---------- Data
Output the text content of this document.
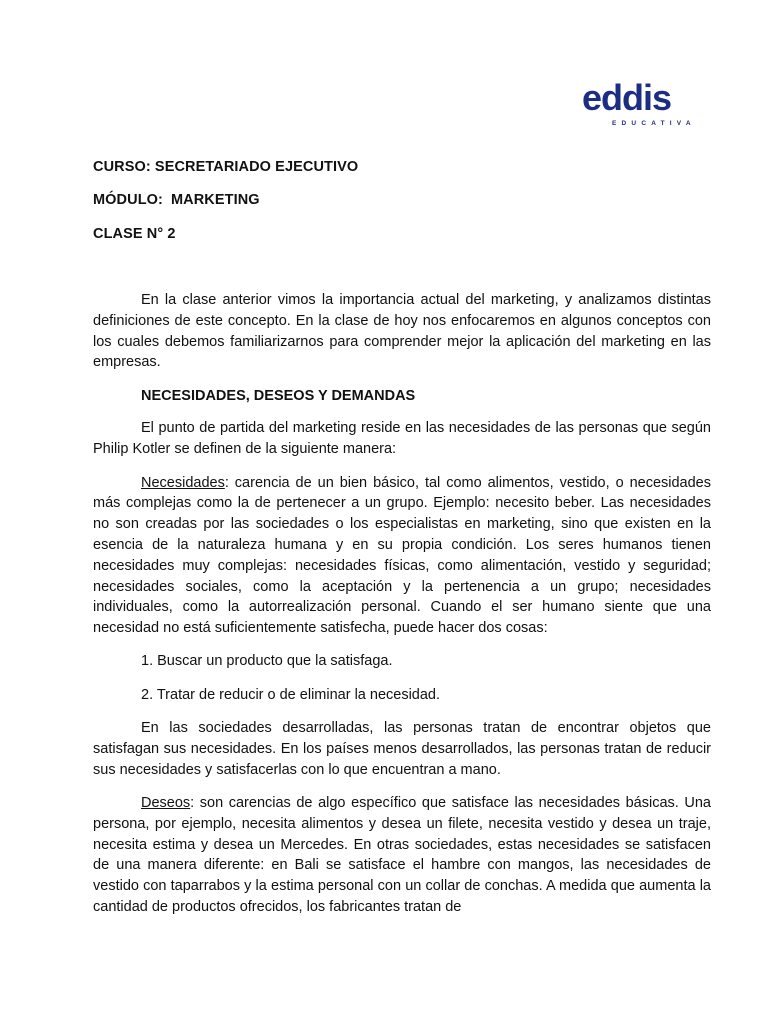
eddis
EDUCATIVA

CURSO: SECRETARIADO EJECUTIVO

MÓDULO: MARKETING

CLASE N° 2

En la clase anterior vimos la importancia actual del marketing, y analizamos distintas definiciones de este concepto. En la clase de hoy nos enfocaremos en algunos conceptos con los cuales debemos familiarizarnos para comprender mejor la aplicación del marketing en las empresas.

NECESIDADES, DESEOS Y DEMANDAS

El punto de partida del marketing reside en las necesidades de las personas que según Philip Kotler se definen de la siguiente manera:

Necesidades: carencia de un bien básico, tal como alimentos, vestido, o necesidades más complejas como la de pertenecer a un grupo. Ejemplo: necesito beber. Las necesidades no son creadas por las sociedades o los especialistas en marketing, sino que existen en la esencia de la naturaleza humana y en su propia condición. Los seres humanos tienen necesidades muy complejas: necesidades físicas, como alimentación, vestido y seguridad; necesidades sociales, como la aceptación y la pertenencia a un grupo; necesidades individuales, como la autorrealización personal. Cuando el ser humano siente que una necesidad no está suficientemente satisfecha, puede hacer dos cosas:

1. Buscar un producto que la satisfaga.

2. Tratar de reducir o de eliminar la necesidad.

En las sociedades desarrolladas, las personas tratan de encontrar objetos que satisfagan sus necesidades. En los países menos desarrollados, las personas tratan de reducir sus necesidades y satisfacerlas con lo que encuentran a mano.

Deseos: son carencias de algo específico que satisface las necesidades básicas. Una persona, por ejemplo, necesita alimentos y desea un filete, necesita vestido y desea un traje, necesita estima y desea un Mercedes. En otras sociedades, estas necesidades se satisfacen de una manera diferente: en Bali se satisface el hambre con mangos, las necesidades de vestido con taparrabos y la estima personal con un collar de conchas. A medida que aumenta la cantidad de productos ofrecidos, los fabricantes tratan de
--------------------
Given problem | Make a verbatim copy of all the entries and strip out the pictures.

Final result |
Output the text content of this document.
eddis
EDUCATIVA

CURSO: SECRETARIADO EJECUTIVO

MÓDULO: MARKETING

CLASE N° 2

En la clase anterior vimos la importancia actual del marketing, y analizamos distintas definiciones de este concepto. En la clase de hoy nos enfocaremos en algunos conceptos con los cuales debemos familiarizarnos para comprender mejor la aplicación del marketing en las empresas.

NECESIDADES, DESEOS Y DEMANDAS

El punto de partida del marketing reside en las necesidades de las personas que según Philip Kotler se definen de la siguiente manera:

Necesidades: carencia de un bien básico, tal como alimentos, vestido, o necesidades más complejas como la de pertenecer a un grupo. Ejemplo: necesito beber. Las necesidades no son creadas por las sociedades o los especialistas en marketing, sino que existen en la esencia de la naturaleza humana y en su propia condición. Los seres humanos tienen necesidades muy complejas: necesidades físicas, como alimentación, vestido y seguridad; necesidades sociales, como la aceptación y la pertenencia a un grupo; necesidades individuales, como la autorrealización personal. Cuando el ser humano siente que una necesidad no está suficientemente satisfecha, puede hacer dos cosas:

1. Buscar un producto que la satisfaga.

2. Tratar de reducir o de eliminar la necesidad.

En las sociedades desarrolladas, las personas tratan de encontrar objetos que satisfagan sus necesidades. En los países menos desarrollados, las personas tratan de reducir sus necesidades y satisfacerlas con lo que encuentran a mano.

Deseos: son carencias de algo específico que satisface las necesidades básicas. Una persona, por ejemplo, necesita alimentos y desea un filete, necesita vestido y desea un traje, necesita estima y desea un Mercedes. En otras sociedades, estas necesidades se satisfacen de una manera diferente: en Bali se satisface el hambre con mangos, las necesidades de vestido con taparrabos y la estima personal con un collar de conchas. A medida que aumenta la cantidad de productos ofrecidos, los fabricantes tratan de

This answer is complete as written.